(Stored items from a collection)
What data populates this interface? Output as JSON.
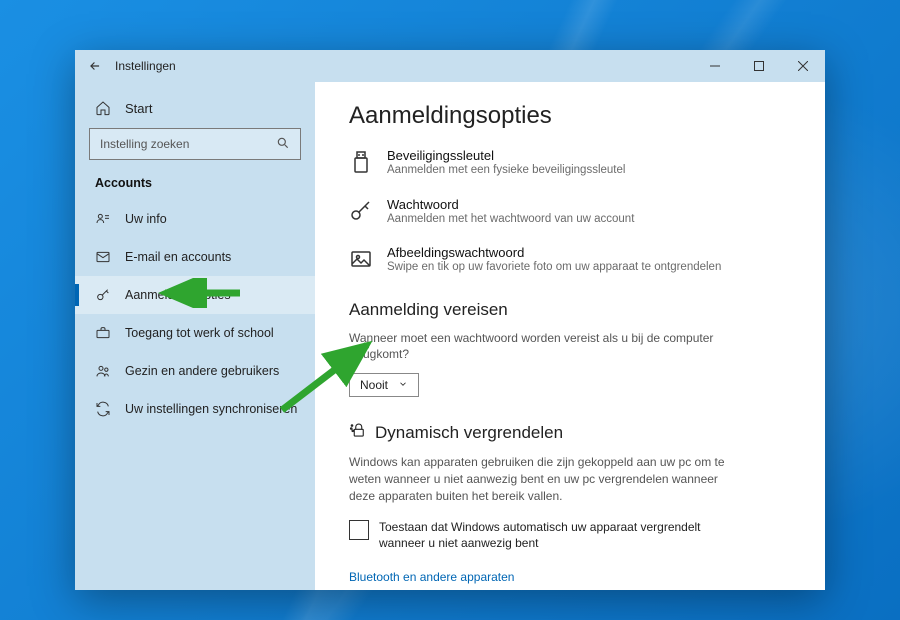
{
  "window": {
    "title": "Instellingen"
  },
  "sidebar": {
    "home_label": "Start",
    "search_placeholder": "Instelling zoeken",
    "section_header": "Accounts",
    "items": [
      {
        "label": "Uw info"
      },
      {
        "label": "E-mail en accounts"
      },
      {
        "label": "Aanmeldingsopties"
      },
      {
        "label": "Toegang tot werk of school"
      },
      {
        "label": "Gezin en andere gebruikers"
      },
      {
        "label": "Uw instellingen synchroniseren"
      }
    ]
  },
  "main": {
    "page_title": "Aanmeldingsopties",
    "options": [
      {
        "title": "Beveiligingssleutel",
        "desc": "Aanmelden met een fysieke beveiligingssleutel"
      },
      {
        "title": "Wachtwoord",
        "desc": "Aanmelden met het wachtwoord van uw account"
      },
      {
        "title": "Afbeeldingswachtwoord",
        "desc": "Swipe en tik op uw favoriete foto om uw apparaat te ontgrendelen"
      }
    ],
    "require_signin": {
      "heading": "Aanmelding vereisen",
      "question": "Wanneer moet een wachtwoord worden vereist als u bij de computer terugkomt?",
      "selected": "Nooit"
    },
    "dynamic_lock": {
      "heading": "Dynamisch vergrendelen",
      "desc": "Windows kan apparaten gebruiken die zijn gekoppeld aan uw pc om te weten wanneer u niet aanwezig bent en uw pc vergrendelen wanneer deze apparaten buiten het bereik vallen.",
      "checkbox_label": "Toestaan dat Windows automatisch uw apparaat vergrendelt wanneer u niet aanwezig bent",
      "link": "Bluetooth en andere apparaten"
    }
  }
}
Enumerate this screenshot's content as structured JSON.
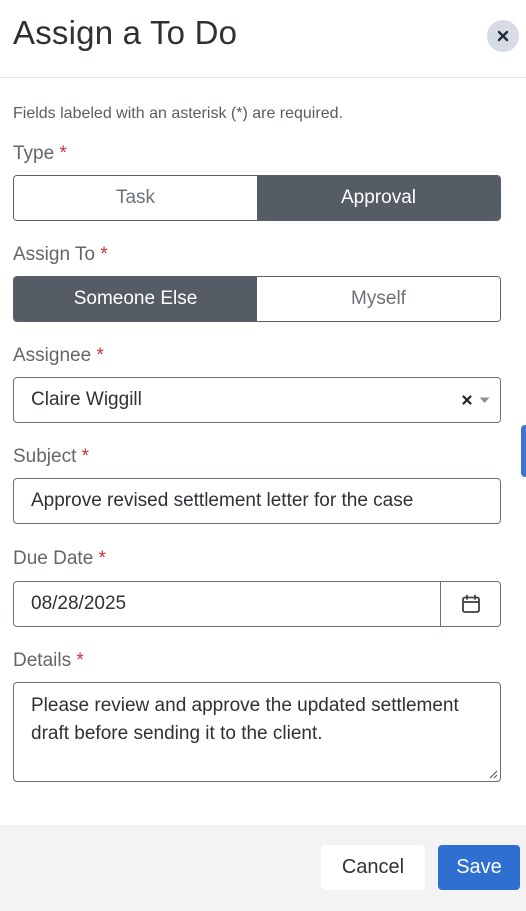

Required work :: The pictures should not appear in the copy; every other part of the records above must be returned exactly.

Reply to the exercise ::
What data populates this interface? Output as JSON.
{
  "window": {
    "title": "Instellingen"
  },
  "sidebar": {
    "home_label": "Start",
    "search_placeholder": "Instelling zoeken",
    "section_header": "Accounts",
    "items": [
      {
        "label": "Uw info"
      },
      {
        "label": "E-mail en accounts"
      },
      {
        "label": "Aanmeldingsopties"
      },
      {
        "label": "Toegang tot werk of school"
      },
      {
        "label": "Gezin en andere gebruikers"
      },
      {
        "label": "Uw instellingen synchroniseren"
      }
    ]
  },
  "main": {
    "page_title": "Aanmeldingsopties",
    "options": [
      {
        "title": "Beveiligingssleutel",
        "desc": "Aanmelden met een fysieke beveiligingssleutel"
      },
      {
        "title": "Wachtwoord",
        "desc": "Aanmelden met het wachtwoord van uw account"
      },
      {
        "title": "Afbeeldingswachtwoord",
        "desc": "Swipe en tik op uw favoriete foto om uw apparaat te ontgrendelen"
      }
    ],
    "require_signin": {
      "heading": "Aanmelding vereisen",
      "question": "Wanneer moet een wachtwoord worden vereist als u bij de computer terugkomt?",
      "selected": "Nooit"
    },
    "dynamic_lock": {
      "heading": "Dynamisch vergrendelen",
      "desc": "Windows kan apparaten gebruiken die zijn gekoppeld aan uw pc om te weten wanneer u niet aanwezig bent en uw pc vergrendelen wanneer deze apparaten buiten het bereik vallen.",
      "checkbox_label": "Toestaan dat Windows automatisch uw apparaat vergrendelt wanneer u niet aanwezig bent",
      "link": "Bluetooth en andere apparaten"
    }
  }
}
Enumerate this screenshot's content as structured JSON.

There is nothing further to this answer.